_TASK BRIEF_
Copy each line below without leaving any out.

_Extracted data entries_

◇ ◇ ◇

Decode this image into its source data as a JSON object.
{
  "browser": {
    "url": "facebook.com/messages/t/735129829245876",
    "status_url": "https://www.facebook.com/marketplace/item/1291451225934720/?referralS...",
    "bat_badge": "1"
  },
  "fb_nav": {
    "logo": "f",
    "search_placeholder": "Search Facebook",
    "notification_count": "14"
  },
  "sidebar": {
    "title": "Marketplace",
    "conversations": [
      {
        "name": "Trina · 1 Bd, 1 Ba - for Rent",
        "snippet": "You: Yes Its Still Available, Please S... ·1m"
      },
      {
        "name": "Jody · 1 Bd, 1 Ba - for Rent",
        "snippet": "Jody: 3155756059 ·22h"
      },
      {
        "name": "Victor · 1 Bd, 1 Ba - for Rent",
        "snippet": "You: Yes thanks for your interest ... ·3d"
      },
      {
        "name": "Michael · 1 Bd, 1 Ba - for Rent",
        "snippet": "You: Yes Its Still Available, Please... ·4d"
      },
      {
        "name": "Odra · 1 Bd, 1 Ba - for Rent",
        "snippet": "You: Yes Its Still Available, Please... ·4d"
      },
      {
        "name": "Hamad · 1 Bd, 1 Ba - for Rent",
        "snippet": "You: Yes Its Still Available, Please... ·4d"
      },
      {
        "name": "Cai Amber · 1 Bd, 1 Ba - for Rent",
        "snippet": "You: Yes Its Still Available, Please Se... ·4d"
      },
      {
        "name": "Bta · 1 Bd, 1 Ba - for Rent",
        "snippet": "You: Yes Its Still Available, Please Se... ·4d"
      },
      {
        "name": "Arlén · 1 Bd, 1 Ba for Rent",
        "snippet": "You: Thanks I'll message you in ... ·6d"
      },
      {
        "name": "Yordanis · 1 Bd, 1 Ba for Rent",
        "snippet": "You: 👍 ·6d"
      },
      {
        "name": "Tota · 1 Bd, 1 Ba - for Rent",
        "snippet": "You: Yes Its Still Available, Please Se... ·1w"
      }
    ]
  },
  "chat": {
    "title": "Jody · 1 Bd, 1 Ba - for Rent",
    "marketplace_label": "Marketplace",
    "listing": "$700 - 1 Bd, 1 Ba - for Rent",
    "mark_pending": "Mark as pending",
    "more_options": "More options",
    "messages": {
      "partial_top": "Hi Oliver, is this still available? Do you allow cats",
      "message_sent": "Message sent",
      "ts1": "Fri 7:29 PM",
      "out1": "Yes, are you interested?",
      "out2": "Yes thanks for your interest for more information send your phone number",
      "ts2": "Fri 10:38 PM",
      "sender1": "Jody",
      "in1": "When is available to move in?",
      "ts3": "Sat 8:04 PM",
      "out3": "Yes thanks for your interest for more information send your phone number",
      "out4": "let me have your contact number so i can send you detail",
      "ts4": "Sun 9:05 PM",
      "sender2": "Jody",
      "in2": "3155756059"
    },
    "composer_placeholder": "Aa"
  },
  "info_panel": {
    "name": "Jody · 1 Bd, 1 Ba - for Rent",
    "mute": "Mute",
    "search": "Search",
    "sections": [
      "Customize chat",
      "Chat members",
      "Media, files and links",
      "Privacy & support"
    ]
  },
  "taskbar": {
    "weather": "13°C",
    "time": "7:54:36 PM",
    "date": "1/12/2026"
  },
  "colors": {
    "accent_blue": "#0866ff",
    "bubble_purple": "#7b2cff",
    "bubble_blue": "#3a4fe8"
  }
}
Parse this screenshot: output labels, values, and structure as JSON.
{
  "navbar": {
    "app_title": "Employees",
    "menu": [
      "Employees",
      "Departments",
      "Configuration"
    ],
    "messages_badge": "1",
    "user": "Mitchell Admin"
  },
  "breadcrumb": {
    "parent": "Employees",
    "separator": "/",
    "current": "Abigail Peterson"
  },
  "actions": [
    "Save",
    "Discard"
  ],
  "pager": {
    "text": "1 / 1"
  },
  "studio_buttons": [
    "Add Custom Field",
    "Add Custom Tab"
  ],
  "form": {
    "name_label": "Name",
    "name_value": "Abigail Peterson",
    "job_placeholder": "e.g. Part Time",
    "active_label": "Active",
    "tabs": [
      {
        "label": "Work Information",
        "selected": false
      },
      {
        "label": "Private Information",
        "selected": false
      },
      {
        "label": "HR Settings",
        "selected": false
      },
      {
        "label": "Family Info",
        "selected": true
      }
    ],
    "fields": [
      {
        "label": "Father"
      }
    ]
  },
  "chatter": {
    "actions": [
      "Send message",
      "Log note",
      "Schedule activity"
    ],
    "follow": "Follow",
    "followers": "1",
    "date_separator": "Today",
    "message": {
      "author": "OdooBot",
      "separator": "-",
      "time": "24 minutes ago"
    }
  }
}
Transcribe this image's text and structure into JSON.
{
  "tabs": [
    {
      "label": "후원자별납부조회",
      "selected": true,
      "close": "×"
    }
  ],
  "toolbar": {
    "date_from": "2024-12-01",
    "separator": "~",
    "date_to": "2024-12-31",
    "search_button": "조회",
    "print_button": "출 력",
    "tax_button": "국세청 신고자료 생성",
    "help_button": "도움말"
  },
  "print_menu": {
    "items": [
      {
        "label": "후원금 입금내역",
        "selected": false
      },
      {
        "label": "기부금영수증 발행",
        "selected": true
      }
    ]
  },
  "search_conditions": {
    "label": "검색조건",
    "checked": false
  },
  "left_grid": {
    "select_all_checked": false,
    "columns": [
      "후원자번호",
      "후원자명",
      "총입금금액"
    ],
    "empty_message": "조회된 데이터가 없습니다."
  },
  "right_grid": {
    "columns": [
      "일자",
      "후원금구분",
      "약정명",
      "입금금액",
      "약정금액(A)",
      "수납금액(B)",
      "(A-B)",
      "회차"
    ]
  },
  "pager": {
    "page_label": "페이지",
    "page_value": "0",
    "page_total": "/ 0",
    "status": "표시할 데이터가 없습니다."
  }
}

◇ ◇ ◇

_TASK RESPONSE_
Decode this image into its source data as a JSON object.
{
  "browser": {
    "url": "facebook.com/messages/t/735129829245876",
    "status_url": "https://www.facebook.com/marketplace/item/1291451225934720/?referralS...",
    "bat_badge": "1"
  },
  "fb_nav": {
    "logo": "f",
    "search_placeholder": "Search Facebook",
    "notification_count": "14"
  },
  "sidebar": {
    "title": "Marketplace",
    "conversations": [
      {
        "name": "Trina · 1 Bd, 1 Ba - for Rent",
        "snippet": "You: Yes Its Still Available, Please S... ·1m"
      },
      {
        "name": "Jody · 1 Bd, 1 Ba - for Rent",
        "snippet": "Jody: 3155756059 ·22h"
      },
      {
        "name": "Victor · 1 Bd, 1 Ba - for Rent",
        "snippet": "You: Yes thanks for your interest ... ·3d"
      },
      {
        "name": "Michael · 1 Bd, 1 Ba - for Rent",
        "snippet": "You: Yes Its Still Available, Please... ·4d"
      },
      {
        "name": "Odra · 1 Bd, 1 Ba - for Rent",
        "snippet": "You: Yes Its Still Available, Please... ·4d"
      },
      {
        "name": "Hamad · 1 Bd, 1 Ba - for Rent",
        "snippet": "You: Yes Its Still Available, Please... ·4d"
      },
      {
        "name": "Cai Amber · 1 Bd, 1 Ba - for Rent",
        "snippet": "You: Yes Its Still Available, Please Se... ·4d"
      },
      {
        "name": "Bta · 1 Bd, 1 Ba - for Rent",
        "snippet": "You: Yes Its Still Available, Please Se... ·4d"
      },
      {
        "name": "Arlén · 1 Bd, 1 Ba for Rent",
        "snippet": "You: Thanks I'll message you in ... ·6d"
      },
      {
        "name": "Yordanis · 1 Bd, 1 Ba for Rent",
        "snippet": "You: 👍 ·6d"
      },
      {
        "name": "Tota · 1 Bd, 1 Ba - for Rent",
        "snippet": "You: Yes Its Still Available, Please Se... ·1w"
      }
    ]
  },
  "chat": {
    "title": "Jody · 1 Bd, 1 Ba - for Rent",
    "marketplace_label": "Marketplace",
    "listing": "$700 - 1 Bd, 1 Ba - for Rent",
    "mark_pending": "Mark as pending",
    "more_options": "More options",
    "messages": {
      "partial_top": "Hi Oliver, is this still available? Do you allow cats",
      "message_sent": "Message sent",
      "ts1": "Fri 7:29 PM",
      "out1": "Yes, are you interested?",
      "out2": "Yes thanks for your interest for more information send your phone number",
      "ts2": "Fri 10:38 PM",
      "sender1": "Jody",
      "in1": "When is available to move in?",
      "ts3": "Sat 8:04 PM",
      "out3": "Yes thanks for your interest for more information send your phone number",
      "out4": "let me have your contact number so i can send you detail",
      "ts4": "Sun 9:05 PM",
      "sender2": "Jody",
      "in2": "3155756059"
    },
    "composer_placeholder": "Aa"
  },
  "info_panel": {
    "name": "Jody · 1 Bd, 1 Ba - for Rent",
    "mute": "Mute",
    "search": "Search",
    "sections": [
      "Customize chat",
      "Chat members",
      "Media, files and links",
      "Privacy & support"
    ]
  },
  "taskbar": {
    "weather": "13°C",
    "time": "7:54:36 PM",
    "date": "1/12/2026"
  },
  "colors": {
    "accent_blue": "#0866ff",
    "bubble_purple": "#7b2cff",
    "bubble_blue": "#3a4fe8"
  }
}
Parse this screenshot: output labels, values, and structure as JSON.
{
  "navbar": {
    "app_title": "Employees",
    "menu": [
      "Employees",
      "Departments",
      "Configuration"
    ],
    "messages_badge": "1",
    "user": "Mitchell Admin"
  },
  "breadcrumb": {
    "parent": "Employees",
    "separator": "/",
    "current": "Abigail Peterson"
  },
  "actions": [
    "Save",
    "Discard"
  ],
  "pager": {
    "text": "1 / 1"
  },
  "studio_buttons": [
    "Add Custom Field",
    "Add Custom Tab"
  ],
  "form": {
    "name_label": "Name",
    "name_value": "Abigail Peterson",
    "job_placeholder": "e.g. Part Time",
    "active_label": "Active",
    "tabs": [
      {
        "label": "Work Information",
        "selected": false
      },
      {
        "label": "Private Information",
        "selected": false
      },
      {
        "label": "HR Settings",
        "selected": false
      },
      {
        "label": "Family Info",
        "selected": true
      }
    ],
    "fields": [
      {
        "label": "Father"
      }
    ]
  },
  "chatter": {
    "actions": [
      "Send message",
      "Log note",
      "Schedule activity"
    ],
    "follow": "Follow",
    "followers": "1",
    "date_separator": "Today",
    "message": {
      "author": "OdooBot",
      "separator": "-",
      "time": "24 minutes ago"
    }
  }
}
Transcribe this image's text and structure into JSON.
{
  "tabs": [
    {
      "label": "후원자별납부조회",
      "selected": true,
      "close": "×"
    }
  ],
  "toolbar": {
    "date_from": "2024-12-01",
    "separator": "~",
    "date_to": "2024-12-31",
    "search_button": "조회",
    "print_button": "출 력",
    "tax_button": "국세청 신고자료 생성",
    "help_button": "도움말"
  },
  "print_menu": {
    "items": [
      {
        "label": "후원금 입금내역",
        "selected": false
      },
      {
        "label": "기부금영수증 발행",
        "selected": true
      }
    ]
  },
  "search_conditions": {
    "label": "검색조건",
    "checked": false
  },
  "left_grid": {
    "select_all_checked": false,
    "columns": [
      "후원자번호",
      "후원자명",
      "총입금금액"
    ],
    "empty_message": "조회된 데이터가 없습니다."
  },
  "right_grid": {
    "columns": [
      "일자",
      "후원금구분",
      "약정명",
      "입금금액",
      "약정금액(A)",
      "수납금액(B)",
      "(A-B)",
      "회차"
    ]
  },
  "pager": {
    "page_label": "페이지",
    "page_value": "0",
    "page_total": "/ 0",
    "status": "표시할 데이터가 없습니다."
  }
}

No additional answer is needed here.